__Stored items__.

★ ★ ★

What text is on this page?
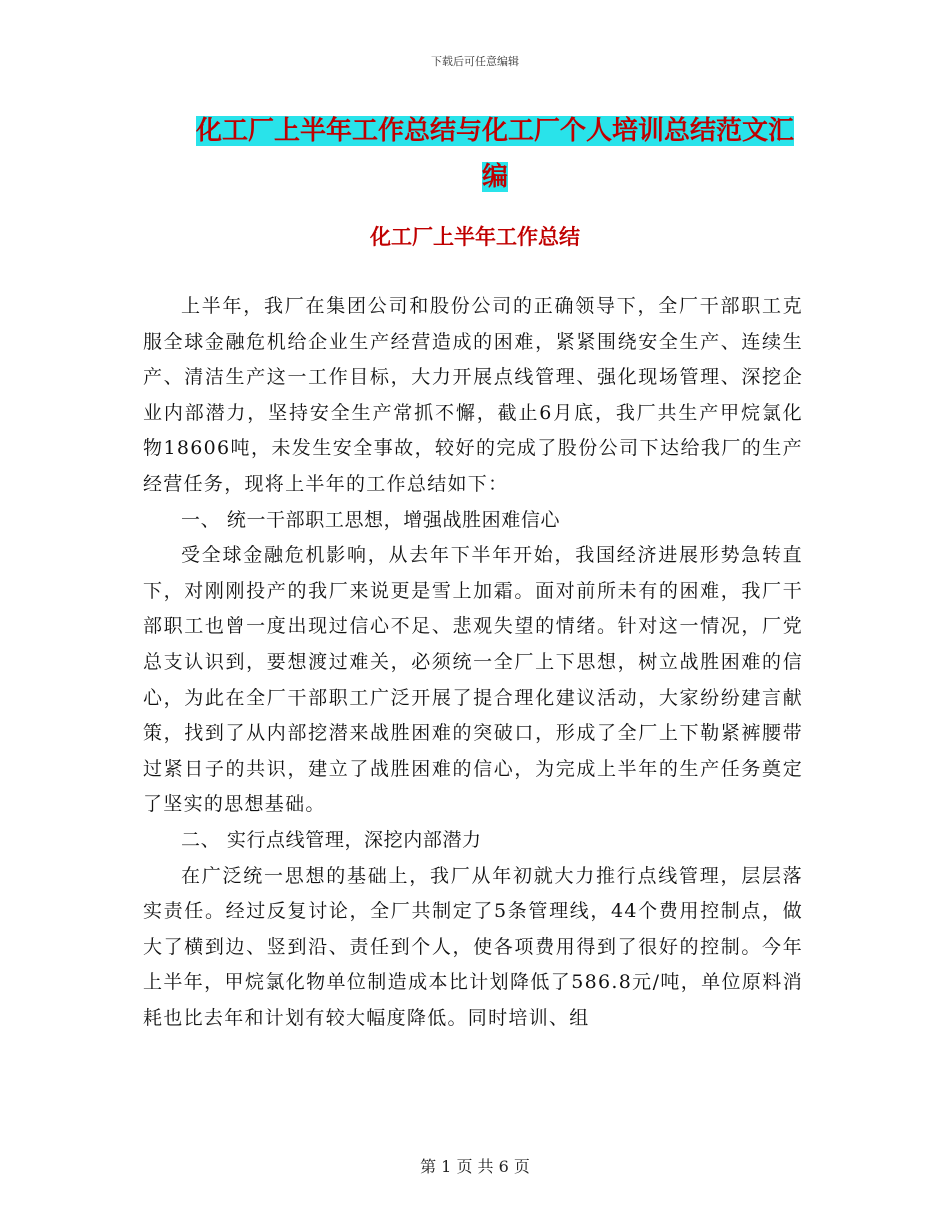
下载后可任意编辑
化工厂上半年工作总结与化工厂个人培训总结范文汇
编
化工厂上半年工作总结

上半年，我厂在集团公司和股份公司的正确领导下，全厂干部职工克服全球金融危机给企业生产经营造成的困难，紧紧围绕安全生产、连续生产、清洁生产这一工作目标，大力开展点线管理、强化现场管理、深挖企业内部潜力，坚持安全生产常抓不懈，截止6月底，我厂共生产甲烷氯化物18606吨，未发生安全事故，较好的完成了股份公司下达给我厂的生产经营任务，现将上半年的工作总结如下：

一、 统一干部职工思想，增强战胜困难信心

受全球金融危机影响，从去年下半年开始，我国经济进展形势急转直下，对刚刚投产的我厂来说更是雪上加霜。面对前所未有的困难，我厂干部职工也曾一度出现过信心不足、悲观失望的情绪。针对这一情况，厂党总支认识到，要想渡过难关，必须统一全厂上下思想，树立战胜困难的信心，为此在全厂干部职工广泛开展了提合理化建议活动，大家纷纷建言献策，找到了从内部挖潜来战胜困难的突破口，形成了全厂上下勒紧裤腰带过紧日子的共识，建立了战胜困难的信心，为完成上半年的生产任务奠定了坚实的思想基础。

二、 实行点线管理，深挖内部潜力

在广泛统一思想的基础上，我厂从年初就大力推行点线管理，层层落实责任。经过反复讨论，全厂共制定了5条管理线，44个费用控制点，做大了横到边、竖到沿、责任到个人，使各项费用得到了很好的控制。今年上半年，甲烷氯化物单位制造成本比计划降低了586.8元/吨，单位原料消耗也比去年和计划有较大幅度降低。同时培训、组

第 1 页 共 6 页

★ ★ ★

__What is asked__. The pictures should not be reproduced; quote all of the other material exactly.

__Worked answer__.
What text is on this page?
下载后可任意编辑
化工厂上半年工作总结与化工厂个人培训总结范文汇
编
化工厂上半年工作总结

上半年，我厂在集团公司和股份公司的正确领导下，全厂干部职工克服全球金融危机给企业生产经营造成的困难，紧紧围绕安全生产、连续生产、清洁生产这一工作目标，大力开展点线管理、强化现场管理、深挖企业内部潜力，坚持安全生产常抓不懈，截止6月底，我厂共生产甲烷氯化物18606吨，未发生安全事故，较好的完成了股份公司下达给我厂的生产经营任务，现将上半年的工作总结如下：

一、 统一干部职工思想，增强战胜困难信心

受全球金融危机影响，从去年下半年开始，我国经济进展形势急转直下，对刚刚投产的我厂来说更是雪上加霜。面对前所未有的困难，我厂干部职工也曾一度出现过信心不足、悲观失望的情绪。针对这一情况，厂党总支认识到，要想渡过难关，必须统一全厂上下思想，树立战胜困难的信心，为此在全厂干部职工广泛开展了提合理化建议活动，大家纷纷建言献策，找到了从内部挖潜来战胜困难的突破口，形成了全厂上下勒紧裤腰带过紧日子的共识，建立了战胜困难的信心，为完成上半年的生产任务奠定了坚实的思想基础。

二、 实行点线管理，深挖内部潜力

在广泛统一思想的基础上，我厂从年初就大力推行点线管理，层层落实责任。经过反复讨论，全厂共制定了5条管理线，44个费用控制点，做大了横到边、竖到沿、责任到个人，使各项费用得到了很好的控制。今年上半年，甲烷氯化物单位制造成本比计划降低了586.8元/吨，单位原料消耗也比去年和计划有较大幅度降低。同时培训、组

第 1 页 共 6 页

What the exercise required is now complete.